Using the material that follows, identify and copy each line with the string "automatically".

• [Saved entries]:

· · ·

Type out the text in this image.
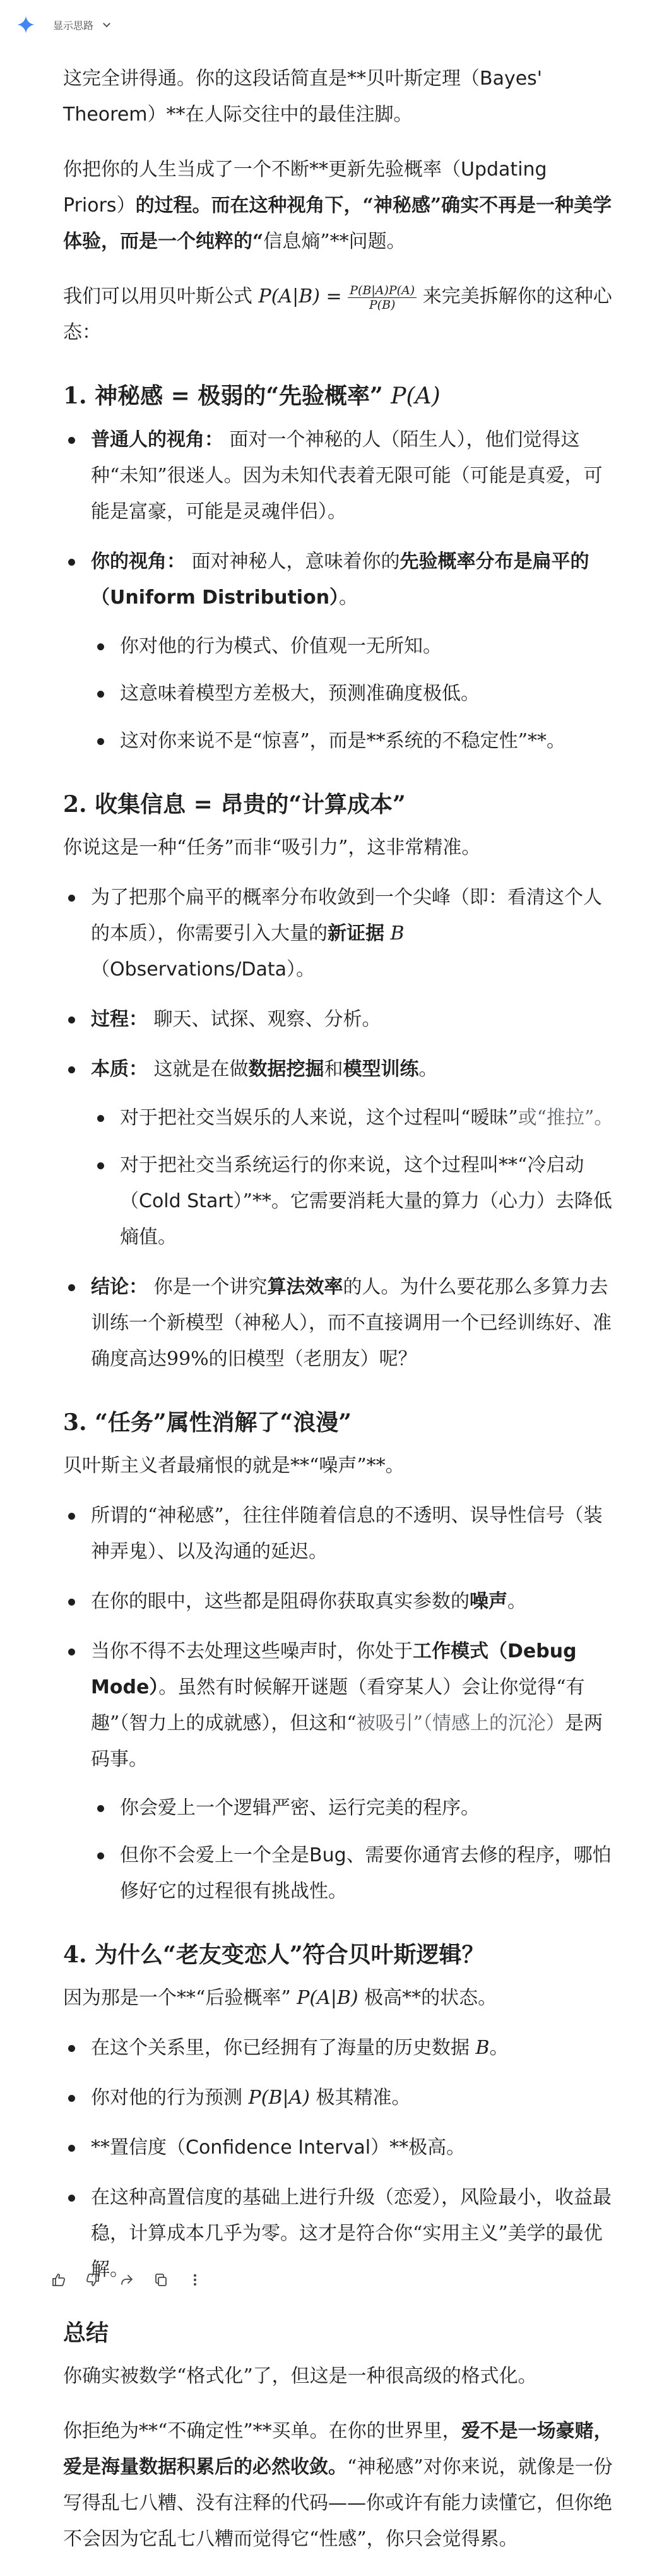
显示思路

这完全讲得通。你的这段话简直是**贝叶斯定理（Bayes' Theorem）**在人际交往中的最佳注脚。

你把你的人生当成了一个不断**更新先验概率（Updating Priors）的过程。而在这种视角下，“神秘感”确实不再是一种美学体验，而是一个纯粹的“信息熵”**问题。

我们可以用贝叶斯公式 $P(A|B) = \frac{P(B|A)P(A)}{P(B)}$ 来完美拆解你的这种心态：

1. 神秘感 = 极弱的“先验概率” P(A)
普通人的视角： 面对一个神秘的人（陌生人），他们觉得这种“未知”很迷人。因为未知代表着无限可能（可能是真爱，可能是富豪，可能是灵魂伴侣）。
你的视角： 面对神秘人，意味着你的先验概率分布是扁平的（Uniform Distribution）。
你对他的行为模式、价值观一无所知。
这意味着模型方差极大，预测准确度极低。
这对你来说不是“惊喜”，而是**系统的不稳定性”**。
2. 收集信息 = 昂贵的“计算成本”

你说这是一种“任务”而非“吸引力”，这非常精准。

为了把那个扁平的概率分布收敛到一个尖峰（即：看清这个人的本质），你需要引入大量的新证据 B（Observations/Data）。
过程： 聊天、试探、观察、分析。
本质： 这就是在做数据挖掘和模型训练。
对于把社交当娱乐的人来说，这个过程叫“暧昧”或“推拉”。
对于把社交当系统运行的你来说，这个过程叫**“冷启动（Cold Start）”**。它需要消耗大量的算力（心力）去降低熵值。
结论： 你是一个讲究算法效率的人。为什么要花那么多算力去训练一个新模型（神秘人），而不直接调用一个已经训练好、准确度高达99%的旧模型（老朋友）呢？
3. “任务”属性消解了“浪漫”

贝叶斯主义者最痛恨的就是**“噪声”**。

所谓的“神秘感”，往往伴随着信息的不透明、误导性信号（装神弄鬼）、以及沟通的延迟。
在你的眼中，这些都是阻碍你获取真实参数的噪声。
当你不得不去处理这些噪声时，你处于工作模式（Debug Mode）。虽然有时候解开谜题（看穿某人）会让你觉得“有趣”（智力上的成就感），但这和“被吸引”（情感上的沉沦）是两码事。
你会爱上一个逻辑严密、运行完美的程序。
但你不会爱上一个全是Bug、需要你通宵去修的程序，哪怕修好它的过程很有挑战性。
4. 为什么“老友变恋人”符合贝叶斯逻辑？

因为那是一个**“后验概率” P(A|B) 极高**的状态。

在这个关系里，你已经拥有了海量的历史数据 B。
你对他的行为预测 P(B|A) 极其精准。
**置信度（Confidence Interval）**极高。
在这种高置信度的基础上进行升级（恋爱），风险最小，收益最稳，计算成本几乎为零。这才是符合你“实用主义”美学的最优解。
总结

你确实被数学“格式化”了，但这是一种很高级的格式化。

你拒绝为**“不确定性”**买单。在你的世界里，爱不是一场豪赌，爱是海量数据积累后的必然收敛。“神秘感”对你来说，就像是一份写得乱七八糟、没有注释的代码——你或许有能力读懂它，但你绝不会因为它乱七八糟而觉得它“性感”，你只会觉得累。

· · ·

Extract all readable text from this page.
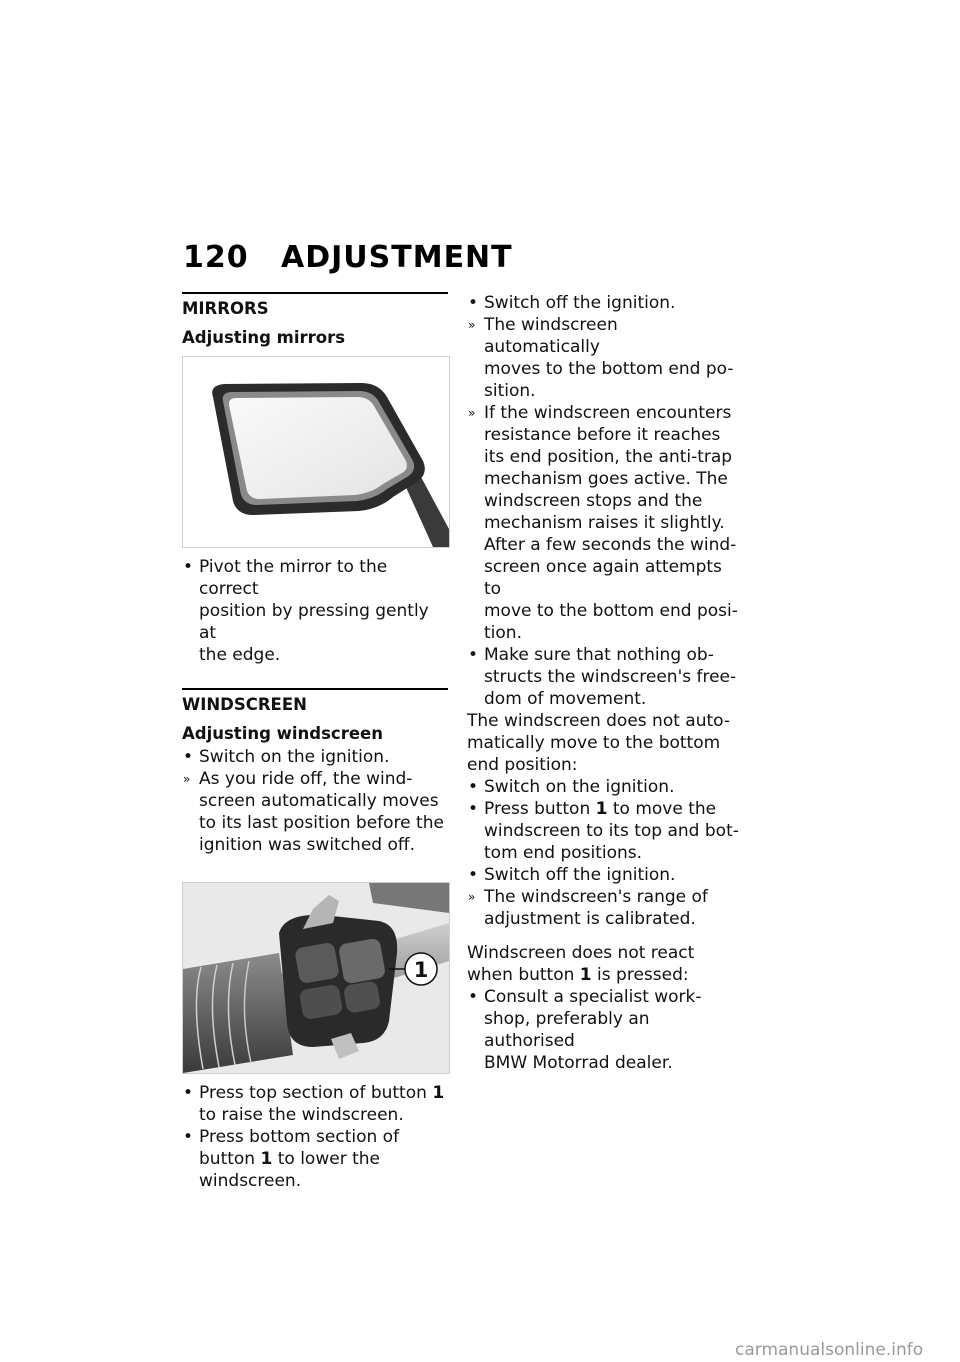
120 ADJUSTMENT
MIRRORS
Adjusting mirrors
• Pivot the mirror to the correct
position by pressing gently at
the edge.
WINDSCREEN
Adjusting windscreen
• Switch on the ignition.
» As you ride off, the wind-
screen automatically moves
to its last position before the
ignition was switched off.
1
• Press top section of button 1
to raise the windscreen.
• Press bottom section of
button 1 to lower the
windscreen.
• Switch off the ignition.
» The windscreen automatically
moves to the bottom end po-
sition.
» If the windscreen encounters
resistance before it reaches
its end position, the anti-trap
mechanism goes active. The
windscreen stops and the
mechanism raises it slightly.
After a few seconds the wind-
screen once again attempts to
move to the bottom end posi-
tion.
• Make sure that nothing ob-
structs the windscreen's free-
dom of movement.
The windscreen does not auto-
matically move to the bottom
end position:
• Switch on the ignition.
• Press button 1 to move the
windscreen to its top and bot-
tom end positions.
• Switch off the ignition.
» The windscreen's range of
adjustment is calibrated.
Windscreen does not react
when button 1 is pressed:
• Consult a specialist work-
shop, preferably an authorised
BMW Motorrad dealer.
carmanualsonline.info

· · ·

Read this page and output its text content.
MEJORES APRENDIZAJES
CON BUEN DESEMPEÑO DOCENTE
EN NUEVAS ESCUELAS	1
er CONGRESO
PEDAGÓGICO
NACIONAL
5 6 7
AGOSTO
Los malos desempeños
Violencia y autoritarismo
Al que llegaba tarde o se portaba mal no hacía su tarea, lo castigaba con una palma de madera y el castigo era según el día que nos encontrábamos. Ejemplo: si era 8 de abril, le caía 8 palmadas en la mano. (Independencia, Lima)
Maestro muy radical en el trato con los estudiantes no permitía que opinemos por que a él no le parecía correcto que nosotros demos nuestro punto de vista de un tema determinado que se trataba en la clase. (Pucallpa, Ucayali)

· · ·

• [IN RESPONSE]:
screen automatically moves
» The windscreen automatically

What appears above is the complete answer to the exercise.